> EXERCISE TASK
Read the lines below. Copy out any that hold the string "JSON".
+---+
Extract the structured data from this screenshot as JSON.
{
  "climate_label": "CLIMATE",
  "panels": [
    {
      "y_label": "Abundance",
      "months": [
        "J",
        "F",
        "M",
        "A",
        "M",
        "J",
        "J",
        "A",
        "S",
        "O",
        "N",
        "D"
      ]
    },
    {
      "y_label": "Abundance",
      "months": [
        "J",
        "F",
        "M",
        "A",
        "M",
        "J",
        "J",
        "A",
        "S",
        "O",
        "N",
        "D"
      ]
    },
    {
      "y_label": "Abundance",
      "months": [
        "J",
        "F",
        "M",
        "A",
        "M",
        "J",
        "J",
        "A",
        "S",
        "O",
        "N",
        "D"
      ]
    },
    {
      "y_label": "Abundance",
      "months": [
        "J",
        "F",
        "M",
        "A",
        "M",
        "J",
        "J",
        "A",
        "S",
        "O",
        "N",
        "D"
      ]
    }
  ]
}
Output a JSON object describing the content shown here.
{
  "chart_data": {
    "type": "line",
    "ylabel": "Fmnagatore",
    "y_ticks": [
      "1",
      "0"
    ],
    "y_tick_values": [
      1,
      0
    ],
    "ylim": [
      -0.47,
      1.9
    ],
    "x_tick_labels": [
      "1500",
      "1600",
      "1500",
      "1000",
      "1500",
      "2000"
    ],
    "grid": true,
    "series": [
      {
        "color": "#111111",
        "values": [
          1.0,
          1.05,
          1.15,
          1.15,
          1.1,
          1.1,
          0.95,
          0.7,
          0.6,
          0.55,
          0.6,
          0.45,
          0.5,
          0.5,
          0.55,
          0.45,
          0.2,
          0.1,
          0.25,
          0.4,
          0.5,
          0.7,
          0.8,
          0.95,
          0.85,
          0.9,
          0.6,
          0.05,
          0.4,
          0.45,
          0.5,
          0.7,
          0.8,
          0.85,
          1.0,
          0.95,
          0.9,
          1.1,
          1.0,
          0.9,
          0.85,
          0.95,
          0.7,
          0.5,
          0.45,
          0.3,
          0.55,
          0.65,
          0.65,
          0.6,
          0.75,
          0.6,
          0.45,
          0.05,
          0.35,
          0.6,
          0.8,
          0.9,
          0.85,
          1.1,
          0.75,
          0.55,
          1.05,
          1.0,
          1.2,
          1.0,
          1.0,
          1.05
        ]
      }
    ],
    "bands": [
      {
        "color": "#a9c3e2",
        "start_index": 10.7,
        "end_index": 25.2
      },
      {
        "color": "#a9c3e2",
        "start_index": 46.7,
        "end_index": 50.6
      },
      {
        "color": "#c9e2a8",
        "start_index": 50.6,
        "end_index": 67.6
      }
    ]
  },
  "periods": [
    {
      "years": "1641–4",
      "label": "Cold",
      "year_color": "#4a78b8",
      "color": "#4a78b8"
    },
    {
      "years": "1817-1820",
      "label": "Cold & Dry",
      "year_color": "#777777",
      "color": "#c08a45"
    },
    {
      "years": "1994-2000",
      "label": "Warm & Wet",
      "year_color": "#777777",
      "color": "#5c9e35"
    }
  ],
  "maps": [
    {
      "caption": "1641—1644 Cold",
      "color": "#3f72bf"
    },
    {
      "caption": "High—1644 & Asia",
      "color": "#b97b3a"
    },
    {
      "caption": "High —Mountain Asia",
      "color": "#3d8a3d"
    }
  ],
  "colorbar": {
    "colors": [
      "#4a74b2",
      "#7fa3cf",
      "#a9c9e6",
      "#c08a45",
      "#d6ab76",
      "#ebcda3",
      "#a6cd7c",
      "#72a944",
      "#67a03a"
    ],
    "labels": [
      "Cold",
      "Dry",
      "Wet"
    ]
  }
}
+---+
> RESULT OF THE EXERCISE
Extract the structured data from this screenshot as JSON.
Output a JSON object describing the content shown here.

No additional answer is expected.